| Written instruction |
Without including any pictures, copy each entry below exactly.

__________________________________________________

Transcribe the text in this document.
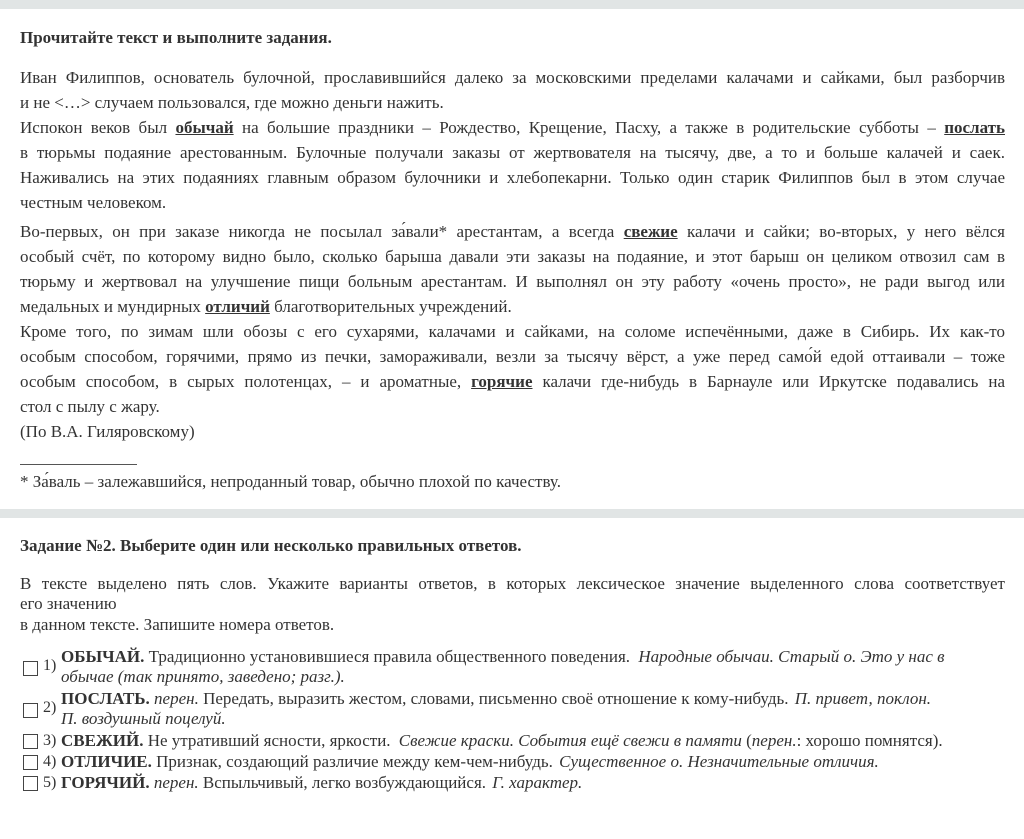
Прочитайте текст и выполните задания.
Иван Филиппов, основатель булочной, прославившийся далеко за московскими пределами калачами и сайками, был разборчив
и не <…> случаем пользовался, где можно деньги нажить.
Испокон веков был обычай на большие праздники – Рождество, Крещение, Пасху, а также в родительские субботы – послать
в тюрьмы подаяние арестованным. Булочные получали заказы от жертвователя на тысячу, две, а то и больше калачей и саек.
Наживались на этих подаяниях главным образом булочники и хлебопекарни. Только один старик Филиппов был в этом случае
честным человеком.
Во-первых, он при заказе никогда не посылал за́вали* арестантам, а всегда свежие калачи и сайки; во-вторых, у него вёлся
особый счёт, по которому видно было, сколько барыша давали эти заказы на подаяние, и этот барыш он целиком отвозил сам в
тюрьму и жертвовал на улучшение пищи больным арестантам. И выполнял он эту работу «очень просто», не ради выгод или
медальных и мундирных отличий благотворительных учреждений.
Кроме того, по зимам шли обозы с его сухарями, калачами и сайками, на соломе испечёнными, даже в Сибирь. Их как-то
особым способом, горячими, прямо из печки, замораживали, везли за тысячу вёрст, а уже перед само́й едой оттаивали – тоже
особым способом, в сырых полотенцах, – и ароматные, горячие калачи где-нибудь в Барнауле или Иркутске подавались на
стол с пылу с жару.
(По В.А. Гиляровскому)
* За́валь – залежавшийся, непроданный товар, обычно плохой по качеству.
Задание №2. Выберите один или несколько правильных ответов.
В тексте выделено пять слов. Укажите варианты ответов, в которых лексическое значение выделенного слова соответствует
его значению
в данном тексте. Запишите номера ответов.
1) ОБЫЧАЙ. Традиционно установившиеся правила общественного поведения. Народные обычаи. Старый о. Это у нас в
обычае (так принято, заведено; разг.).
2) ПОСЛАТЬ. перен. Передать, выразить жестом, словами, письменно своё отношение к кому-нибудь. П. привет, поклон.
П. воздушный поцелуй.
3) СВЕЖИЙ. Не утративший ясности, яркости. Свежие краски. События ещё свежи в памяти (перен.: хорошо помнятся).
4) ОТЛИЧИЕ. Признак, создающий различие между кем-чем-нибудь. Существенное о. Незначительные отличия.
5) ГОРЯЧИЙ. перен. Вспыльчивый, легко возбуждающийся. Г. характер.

__________________________________________________

| Exercise output |
Transcribe the text in this document.
Прочитайте текст и выполните задания.
Иван Филиппов, основатель булочной, прославившийся далеко за московскими пределами калачами и сайками, был разборчив
и не <…> случаем пользовался, где можно деньги нажить.
Испокон веков был обычай на большие праздники – Рождество, Крещение, Пасху, а также в родительские субботы – послать
в тюрьмы подаяние арестованным. Булочные получали заказы от жертвователя на тысячу, две, а то и больше калачей и саек.
Наживались на этих подаяниях главным образом булочники и хлебопекарни. Только один старик Филиппов был в этом случае
честным человеком.
Во-первых, он при заказе никогда не посылал за́вали* арестантам, а всегда свежие калачи и сайки; во-вторых, у него вёлся
особый счёт, по которому видно было, сколько барыша давали эти заказы на подаяние, и этот барыш он целиком отвозил сам в
тюрьму и жертвовал на улучшение пищи больным арестантам. И выполнял он эту работу «очень просто», не ради выгод или
медальных и мундирных отличий благотворительных учреждений.
Кроме того, по зимам шли обозы с его сухарями, калачами и сайками, на соломе испечёнными, даже в Сибирь. Их как-то
особым способом, горячими, прямо из печки, замораживали, везли за тысячу вёрст, а уже перед само́й едой оттаивали – тоже
особым способом, в сырых полотенцах, – и ароматные, горячие калачи где-нибудь в Барнауле или Иркутске подавались на
стол с пылу с жару.
(По В.А. Гиляровскому)
* За́валь – залежавшийся, непроданный товар, обычно плохой по качеству.
Задание №2. Выберите один или несколько правильных ответов.
В тексте выделено пять слов. Укажите варианты ответов, в которых лексическое значение выделенного слова соответствует
его значению
в данном тексте. Запишите номера ответов.
1) ОБЫЧАЙ. Традиционно установившиеся правила общественного поведения. Народные обычаи. Старый о. Это у нас в
обычае (так принято, заведено; разг.).
2) ПОСЛАТЬ. перен. Передать, выразить жестом, словами, письменно своё отношение к кому-нибудь. П. привет, поклон.
П. воздушный поцелуй.
3) СВЕЖИЙ. Не утративший ясности, яркости. Свежие краски. События ещё свежи в памяти (перен.: хорошо помнятся).
4) ОТЛИЧИЕ. Признак, создающий различие между кем-чем-нибудь. Существенное о. Незначительные отличия.
5) ГОРЯЧИЙ. перен. Вспыльчивый, легко возбуждающийся. Г. характер.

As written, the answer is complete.